### Short problem
Your task is to copy the material exactly.

───── Data in this exercise ─────

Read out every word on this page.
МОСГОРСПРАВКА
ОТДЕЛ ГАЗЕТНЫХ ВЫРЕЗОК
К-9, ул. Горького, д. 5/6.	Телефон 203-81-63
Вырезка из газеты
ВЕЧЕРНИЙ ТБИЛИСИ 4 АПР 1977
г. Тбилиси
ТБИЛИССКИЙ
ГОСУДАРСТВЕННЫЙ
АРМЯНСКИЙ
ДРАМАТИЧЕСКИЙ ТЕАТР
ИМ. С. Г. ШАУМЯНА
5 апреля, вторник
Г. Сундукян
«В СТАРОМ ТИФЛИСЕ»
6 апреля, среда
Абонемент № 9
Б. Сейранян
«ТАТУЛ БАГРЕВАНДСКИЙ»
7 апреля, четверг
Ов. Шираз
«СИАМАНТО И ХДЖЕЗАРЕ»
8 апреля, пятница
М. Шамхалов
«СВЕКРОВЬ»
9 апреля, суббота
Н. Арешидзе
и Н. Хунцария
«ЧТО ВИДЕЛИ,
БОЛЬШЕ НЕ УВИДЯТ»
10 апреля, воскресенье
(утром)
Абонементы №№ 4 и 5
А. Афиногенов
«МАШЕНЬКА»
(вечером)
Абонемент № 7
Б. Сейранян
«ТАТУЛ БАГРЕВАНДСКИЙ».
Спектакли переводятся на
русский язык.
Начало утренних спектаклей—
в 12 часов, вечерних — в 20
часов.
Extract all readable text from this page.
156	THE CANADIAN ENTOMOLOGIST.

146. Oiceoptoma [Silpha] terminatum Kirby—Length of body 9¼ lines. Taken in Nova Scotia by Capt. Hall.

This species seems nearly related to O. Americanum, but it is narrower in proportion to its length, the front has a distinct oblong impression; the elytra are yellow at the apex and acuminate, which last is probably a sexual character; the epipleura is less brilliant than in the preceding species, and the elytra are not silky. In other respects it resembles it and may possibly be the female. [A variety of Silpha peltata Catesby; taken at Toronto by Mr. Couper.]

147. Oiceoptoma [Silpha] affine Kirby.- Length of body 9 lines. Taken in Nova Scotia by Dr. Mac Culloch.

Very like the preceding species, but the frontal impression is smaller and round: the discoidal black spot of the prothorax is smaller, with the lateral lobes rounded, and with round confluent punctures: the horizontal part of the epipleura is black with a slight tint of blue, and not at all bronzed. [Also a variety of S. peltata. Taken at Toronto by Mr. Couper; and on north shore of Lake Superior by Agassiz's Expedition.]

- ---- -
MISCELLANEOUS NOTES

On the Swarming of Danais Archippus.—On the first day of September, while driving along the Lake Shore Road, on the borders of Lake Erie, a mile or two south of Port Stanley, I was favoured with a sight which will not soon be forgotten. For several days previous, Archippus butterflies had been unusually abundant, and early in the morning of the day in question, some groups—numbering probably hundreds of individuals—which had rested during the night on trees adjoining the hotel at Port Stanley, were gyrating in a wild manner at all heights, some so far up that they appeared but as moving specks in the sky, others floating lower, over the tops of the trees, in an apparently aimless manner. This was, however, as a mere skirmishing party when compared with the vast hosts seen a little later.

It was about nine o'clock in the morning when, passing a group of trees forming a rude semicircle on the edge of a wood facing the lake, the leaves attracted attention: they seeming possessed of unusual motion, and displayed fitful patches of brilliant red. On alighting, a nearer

─────

### The output
Read out every word on this page.
МОСГОРСПРАВКА
ОТДЕЛ ГАЗЕТНЫХ ВЫРЕЗОК
К-9, ул. Горького, д. 5/6.	Телефон 203-81-63
Вырезка из газеты
ВЕЧЕРНИЙ ТБИЛИСИ 4 АПР 1977
г. Тбилиси
ТБИЛИССКИЙ
ГОСУДАРСТВЕННЫЙ
АРМЯНСКИЙ
ДРАМАТИЧЕСКИЙ ТЕАТР
ИМ. С. Г. ШАУМЯНА
5 апреля, вторник
Г. Сундукян
«В СТАРОМ ТИФЛИСЕ»
6 апреля, среда
Абонемент № 9
Б. Сейранян
«ТАТУЛ БАГРЕВАНДСКИЙ»
7 апреля, четверг
Ов. Шираз
«СИАМАНТО И ХДЖЕЗАРЕ»
8 апреля, пятница
М. Шамхалов
«СВЕКРОВЬ»
9 апреля, суббота
Н. Арешидзе
и Н. Хунцария
«ЧТО ВИДЕЛИ,
БОЛЬШЕ НЕ УВИДЯТ»
10 апреля, воскресенье
(утром)
Абонементы №№ 4 и 5
А. Афиногенов
«МАШЕНЬКА»
(вечером)
Абонемент № 7
Б. Сейранян
«ТАТУЛ БАГРЕВАНДСКИЙ».
Спектакли переводятся на
русский язык.
Начало утренних спектаклей—
в 12 часов, вечерних — в 20
часов.
Extract all readable text from this page.
156	THE CANADIAN ENTOMOLOGIST.

146. Oiceoptoma [Silpha] terminatum Kirby—Length of body 9¼ lines. Taken in Nova Scotia by Capt. Hall.

This species seems nearly related to O. Americanum, but it is narrower in proportion to its length, the front has a distinct oblong impression; the elytra are yellow at the apex and acuminate, which last is probably a sexual character; the epipleura is less brilliant than in the preceding species, and the elytra are not silky. In other respects it resembles it and may possibly be the female. [A variety of Silpha peltata Catesby; taken at Toronto by Mr. Couper.]

147. Oiceoptoma [Silpha] affine Kirby.- Length of body 9 lines. Taken in Nova Scotia by Dr. Mac Culloch.

Very like the preceding species, but the frontal impression is smaller and round: the discoidal black spot of the prothorax is smaller, with the lateral lobes rounded, and with round confluent punctures: the horizontal part of the epipleura is black with a slight tint of blue, and not at all bronzed. [Also a variety of S. peltata. Taken at Toronto by Mr. Couper; and on north shore of Lake Superior by Agassiz's Expedition.]

- ---- -
MISCELLANEOUS NOTES

On the Swarming of Danais Archippus.—On the first day of September, while driving along the Lake Shore Road, on the borders of Lake Erie, a mile or two south of Port Stanley, I was favoured with a sight which will not soon be forgotten. For several days previous, Archippus butterflies had been unusually abundant, and early in the morning of the day in question, some groups—numbering probably hundreds of individuals—which had rested during the night on trees adjoining the hotel at Port Stanley, were gyrating in a wild manner at all heights, some so far up that they appeared but as moving specks in the sky, others floating lower, over the tops of the trees, in an apparently aimless manner. This was, however, as a mere skirmishing party when compared with the vast hosts seen a little later.

It was about nine o'clock in the morning when, passing a group of trees forming a rude semicircle on the edge of a wood facing the lake, the leaves attracted attention: they seeming possessed of unusual motion, and displayed fitful patches of brilliant red. On alighting, a nearer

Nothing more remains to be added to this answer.